*RECORDS FOR PROCESSING*
..............................
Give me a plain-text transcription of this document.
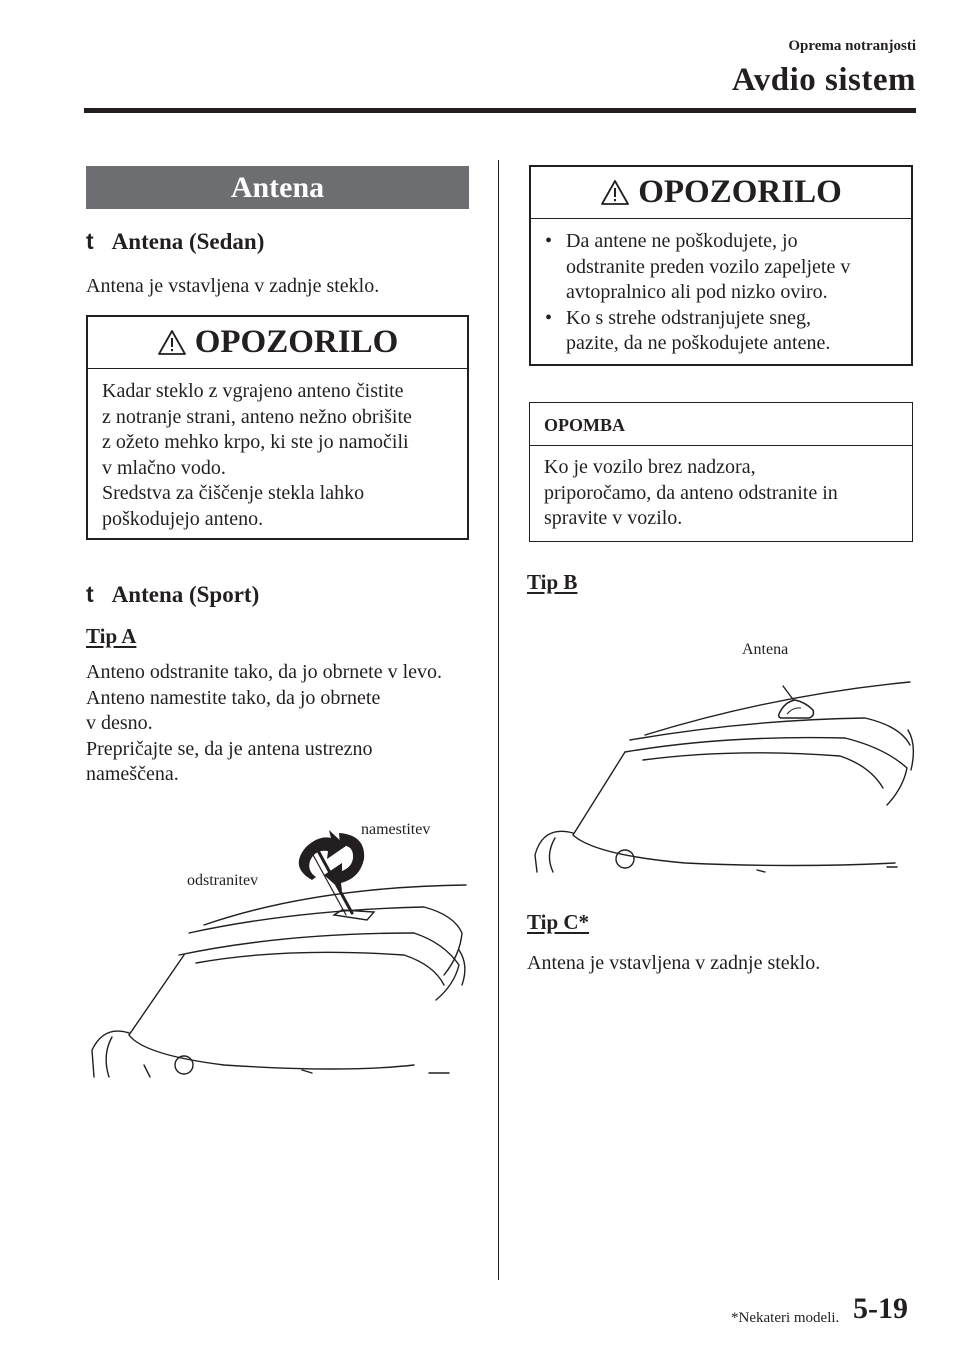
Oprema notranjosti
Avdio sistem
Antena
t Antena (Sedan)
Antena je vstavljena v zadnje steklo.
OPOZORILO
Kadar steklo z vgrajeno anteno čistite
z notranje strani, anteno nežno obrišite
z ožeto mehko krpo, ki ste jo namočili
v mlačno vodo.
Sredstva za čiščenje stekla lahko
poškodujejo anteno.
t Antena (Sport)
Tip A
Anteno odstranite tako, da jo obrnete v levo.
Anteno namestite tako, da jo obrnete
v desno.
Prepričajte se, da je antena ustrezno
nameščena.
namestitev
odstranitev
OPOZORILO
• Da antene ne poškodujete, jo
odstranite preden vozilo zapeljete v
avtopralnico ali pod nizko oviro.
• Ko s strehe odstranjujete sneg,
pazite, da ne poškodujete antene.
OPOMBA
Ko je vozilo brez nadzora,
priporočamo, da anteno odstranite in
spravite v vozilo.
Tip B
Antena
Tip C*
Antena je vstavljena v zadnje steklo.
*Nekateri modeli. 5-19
..............................
*WHAT YOU HAVE TO DO*
Each line in the entries above that includes the string "obrnete" should be extracted.

*RESULT OF THE TASK*
Anteno odstranite tako, da jo obrnete v levo.
Anteno namestite tako, da jo obrnete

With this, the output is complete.